------ PROVIDED RECORDS

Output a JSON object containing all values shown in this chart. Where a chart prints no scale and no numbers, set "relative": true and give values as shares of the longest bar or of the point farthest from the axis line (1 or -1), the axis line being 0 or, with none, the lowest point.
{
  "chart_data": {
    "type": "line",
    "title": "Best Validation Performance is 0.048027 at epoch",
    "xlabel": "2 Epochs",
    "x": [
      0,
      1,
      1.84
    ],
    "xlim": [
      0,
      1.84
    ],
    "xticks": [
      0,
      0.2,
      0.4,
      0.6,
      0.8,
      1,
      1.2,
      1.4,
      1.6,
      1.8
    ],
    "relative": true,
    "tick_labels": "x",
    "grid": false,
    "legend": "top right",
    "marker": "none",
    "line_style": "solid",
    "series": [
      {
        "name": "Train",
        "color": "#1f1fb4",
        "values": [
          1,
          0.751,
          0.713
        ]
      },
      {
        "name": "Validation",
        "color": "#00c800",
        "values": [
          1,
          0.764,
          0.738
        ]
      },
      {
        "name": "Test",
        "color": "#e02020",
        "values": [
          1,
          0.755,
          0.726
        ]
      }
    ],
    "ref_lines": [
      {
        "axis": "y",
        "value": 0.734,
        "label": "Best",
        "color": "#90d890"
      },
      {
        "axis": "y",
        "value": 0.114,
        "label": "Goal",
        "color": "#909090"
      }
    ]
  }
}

------------

Transcribe each record exactly. Leave nothing out.

*RESULT FOR THIS TASK*.
Output a JSON object containing all values shown in this chart. Where a chart prints no scale and no numbers, set "relative": true and give values as shares of the longest bar or of the point farthest from the axis line (1 or -1), the axis line being 0 or, with none, the lowest point.
{
  "chart_data": {
    "type": "line",
    "title": "Best Validation Performance is 0.048027 at epoch",
    "xlabel": "2 Epochs",
    "x": [
      0,
      1,
      1.84
    ],
    "xlim": [
      0,
      1.84
    ],
    "xticks": [
      0,
      0.2,
      0.4,
      0.6,
      0.8,
      1,
      1.2,
      1.4,
      1.6,
      1.8
    ],
    "relative": true,
    "tick_labels": "x",
    "grid": false,
    "legend": "top right",
    "marker": "none",
    "line_style": "solid",
    "series": [
      {
        "name": "Train",
        "color": "#1f1fb4",
        "values": [
          1,
          0.751,
          0.713
        ]
      },
      {
        "name": "Validation",
        "color": "#00c800",
        "values": [
          1,
          0.764,
          0.738
        ]
      },
      {
        "name": "Test",
        "color": "#e02020",
        "values": [
          1,
          0.755,
          0.726
        ]
      }
    ],
    "ref_lines": [
      {
        "axis": "y",
        "value": 0.734,
        "label": "Best",
        "color": "#90d890"
      },
      {
        "axis": "y",
        "value": 0.114,
        "label": "Goal",
        "color": "#909090"
      }
    ]
  }
}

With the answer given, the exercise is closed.